-- START OF Records to process --

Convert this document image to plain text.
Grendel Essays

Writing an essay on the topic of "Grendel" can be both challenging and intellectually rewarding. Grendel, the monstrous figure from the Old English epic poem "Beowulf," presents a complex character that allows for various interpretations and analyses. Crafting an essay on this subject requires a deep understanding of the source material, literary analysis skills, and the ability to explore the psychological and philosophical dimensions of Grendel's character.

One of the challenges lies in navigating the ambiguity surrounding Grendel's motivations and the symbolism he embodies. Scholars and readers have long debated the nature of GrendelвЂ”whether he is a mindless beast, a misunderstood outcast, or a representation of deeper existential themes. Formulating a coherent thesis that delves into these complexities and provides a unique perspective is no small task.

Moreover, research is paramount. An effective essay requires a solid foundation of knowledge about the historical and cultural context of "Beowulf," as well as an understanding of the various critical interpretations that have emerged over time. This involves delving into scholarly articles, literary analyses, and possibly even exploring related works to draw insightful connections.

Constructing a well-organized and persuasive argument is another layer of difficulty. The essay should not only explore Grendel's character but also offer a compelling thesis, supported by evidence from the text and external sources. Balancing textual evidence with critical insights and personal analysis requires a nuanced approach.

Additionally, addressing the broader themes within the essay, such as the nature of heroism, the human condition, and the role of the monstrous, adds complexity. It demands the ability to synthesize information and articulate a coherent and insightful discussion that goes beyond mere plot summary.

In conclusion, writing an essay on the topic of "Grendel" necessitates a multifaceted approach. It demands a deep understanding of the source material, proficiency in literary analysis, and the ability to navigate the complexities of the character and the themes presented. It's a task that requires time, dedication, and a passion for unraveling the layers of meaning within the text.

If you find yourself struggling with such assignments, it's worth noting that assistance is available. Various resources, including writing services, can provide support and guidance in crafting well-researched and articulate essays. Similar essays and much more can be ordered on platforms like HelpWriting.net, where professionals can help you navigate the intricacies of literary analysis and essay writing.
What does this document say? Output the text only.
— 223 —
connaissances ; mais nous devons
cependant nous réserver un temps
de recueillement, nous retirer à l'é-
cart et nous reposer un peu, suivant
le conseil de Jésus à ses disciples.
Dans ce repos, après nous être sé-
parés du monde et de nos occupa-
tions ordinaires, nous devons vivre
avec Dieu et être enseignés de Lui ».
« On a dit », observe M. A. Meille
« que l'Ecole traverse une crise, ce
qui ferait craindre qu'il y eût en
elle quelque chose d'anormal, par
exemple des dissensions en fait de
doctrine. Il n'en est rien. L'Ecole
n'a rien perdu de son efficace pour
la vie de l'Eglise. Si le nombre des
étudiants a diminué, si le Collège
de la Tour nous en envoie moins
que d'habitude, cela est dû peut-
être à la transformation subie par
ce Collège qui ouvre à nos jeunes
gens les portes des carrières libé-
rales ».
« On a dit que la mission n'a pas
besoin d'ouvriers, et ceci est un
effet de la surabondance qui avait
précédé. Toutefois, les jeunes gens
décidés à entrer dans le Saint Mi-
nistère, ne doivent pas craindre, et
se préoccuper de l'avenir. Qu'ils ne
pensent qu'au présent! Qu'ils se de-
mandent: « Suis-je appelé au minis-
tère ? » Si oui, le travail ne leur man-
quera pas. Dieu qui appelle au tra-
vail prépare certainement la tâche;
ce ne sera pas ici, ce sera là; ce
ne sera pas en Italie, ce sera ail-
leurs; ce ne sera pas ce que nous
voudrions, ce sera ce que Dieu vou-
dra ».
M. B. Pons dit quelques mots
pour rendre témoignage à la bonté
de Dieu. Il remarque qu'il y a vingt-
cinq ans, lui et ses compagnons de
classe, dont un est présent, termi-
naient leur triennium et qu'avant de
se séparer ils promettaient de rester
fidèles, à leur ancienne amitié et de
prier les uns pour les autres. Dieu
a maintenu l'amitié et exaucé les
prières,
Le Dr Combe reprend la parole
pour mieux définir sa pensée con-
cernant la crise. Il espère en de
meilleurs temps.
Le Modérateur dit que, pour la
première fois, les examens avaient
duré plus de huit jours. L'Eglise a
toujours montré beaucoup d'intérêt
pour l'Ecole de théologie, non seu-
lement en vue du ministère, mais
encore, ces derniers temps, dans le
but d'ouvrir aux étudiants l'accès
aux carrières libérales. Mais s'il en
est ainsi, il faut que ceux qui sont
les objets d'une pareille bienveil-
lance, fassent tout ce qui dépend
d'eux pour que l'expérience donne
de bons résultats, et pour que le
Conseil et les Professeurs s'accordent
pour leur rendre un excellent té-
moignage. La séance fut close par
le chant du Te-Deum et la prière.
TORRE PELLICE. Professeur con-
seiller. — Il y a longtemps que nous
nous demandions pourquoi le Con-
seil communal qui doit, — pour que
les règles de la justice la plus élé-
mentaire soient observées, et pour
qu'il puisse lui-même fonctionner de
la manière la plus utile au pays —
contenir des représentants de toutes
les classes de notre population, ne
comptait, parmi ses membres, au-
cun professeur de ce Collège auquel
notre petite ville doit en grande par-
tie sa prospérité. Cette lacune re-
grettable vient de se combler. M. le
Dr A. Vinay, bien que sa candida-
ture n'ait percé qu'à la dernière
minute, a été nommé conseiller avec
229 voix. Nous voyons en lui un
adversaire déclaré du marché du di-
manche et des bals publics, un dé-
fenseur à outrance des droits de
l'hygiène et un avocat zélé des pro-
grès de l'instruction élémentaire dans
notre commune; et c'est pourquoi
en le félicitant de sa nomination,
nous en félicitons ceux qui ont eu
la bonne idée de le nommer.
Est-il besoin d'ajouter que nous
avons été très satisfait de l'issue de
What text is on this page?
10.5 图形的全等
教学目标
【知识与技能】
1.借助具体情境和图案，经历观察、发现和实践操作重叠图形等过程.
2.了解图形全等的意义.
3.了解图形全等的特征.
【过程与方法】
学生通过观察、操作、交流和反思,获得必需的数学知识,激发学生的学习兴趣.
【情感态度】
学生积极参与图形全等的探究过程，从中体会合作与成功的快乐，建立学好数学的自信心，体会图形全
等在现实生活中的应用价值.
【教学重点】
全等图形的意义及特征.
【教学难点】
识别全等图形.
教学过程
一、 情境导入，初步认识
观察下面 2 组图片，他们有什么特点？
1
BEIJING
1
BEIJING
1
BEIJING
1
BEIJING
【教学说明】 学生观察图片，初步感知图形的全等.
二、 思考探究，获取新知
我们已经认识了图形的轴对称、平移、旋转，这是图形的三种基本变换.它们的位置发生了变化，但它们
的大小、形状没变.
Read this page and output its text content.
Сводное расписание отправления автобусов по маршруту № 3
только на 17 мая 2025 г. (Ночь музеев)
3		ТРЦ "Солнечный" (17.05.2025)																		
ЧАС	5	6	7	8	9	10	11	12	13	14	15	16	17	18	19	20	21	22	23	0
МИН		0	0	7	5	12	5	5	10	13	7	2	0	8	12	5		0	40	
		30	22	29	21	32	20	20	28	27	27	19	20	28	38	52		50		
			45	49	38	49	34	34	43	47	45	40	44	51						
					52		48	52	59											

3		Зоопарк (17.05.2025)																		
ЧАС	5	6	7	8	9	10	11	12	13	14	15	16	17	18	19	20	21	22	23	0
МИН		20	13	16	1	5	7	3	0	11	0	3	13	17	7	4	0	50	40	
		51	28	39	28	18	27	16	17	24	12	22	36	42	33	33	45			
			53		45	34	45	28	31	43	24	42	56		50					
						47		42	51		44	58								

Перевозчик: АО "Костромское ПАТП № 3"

-- END OF Records to process --

▸ **What to produce**
Output, unchanged, the lines from the line with "What text is on this page?" through the final line of the material.

▸ **Solution for this task**
What text is on this page?
10.5 图形的全等
教学目标
【知识与技能】
1.借助具体情境和图案，经历观察、发现和实践操作重叠图形等过程.
2.了解图形全等的意义.
3.了解图形全等的特征.
【过程与方法】
学生通过观察、操作、交流和反思,获得必需的数学知识,激发学生的学习兴趣.
【情感态度】
学生积极参与图形全等的探究过程，从中体会合作与成功的快乐，建立学好数学的自信心，体会图形全
等在现实生活中的应用价值.
【教学重点】
全等图形的意义及特征.
【教学难点】
识别全等图形.
教学过程
一、 情境导入，初步认识
观察下面 2 组图片，他们有什么特点？
1
BEIJING
1
BEIJING
1
BEIJING
1
BEIJING
【教学说明】 学生观察图片，初步感知图形的全等.
二、 思考探究，获取新知
我们已经认识了图形的轴对称、平移、旋转，这是图形的三种基本变换.它们的位置发生了变化，但它们
的大小、形状没变.
Read this page and output its text content.
Сводное расписание отправления автобусов по маршруту № 3
только на 17 мая 2025 г. (Ночь музеев)
3		ТРЦ "Солнечный" (17.05.2025)																		
ЧАС	5	6	7	8	9	10	11	12	13	14	15	16	17	18	19	20	21	22	23	0
МИН		0	0	7	5	12	5	5	10	13	7	2	0	8	12	5		0	40	
		30	22	29	21	32	20	20	28	27	27	19	20	28	38	52		50		
			45	49	38	49	34	34	43	47	45	40	44	51						
					52		48	52	59											

3		Зоопарк (17.05.2025)																		
ЧАС	5	6	7	8	9	10	11	12	13	14	15	16	17	18	19	20	21	22	23	0
МИН		20	13	16	1	5	7	3	0	11	0	3	13	17	7	4	0	50	40	
		51	28	39	28	18	27	16	17	24	12	22	36	42	33	33	45			
			53		45	34	45	28	31	43	24	42	56		50					
						47		42	51		44	58								

Перевозчик: АО "Костромское ПАТП № 3"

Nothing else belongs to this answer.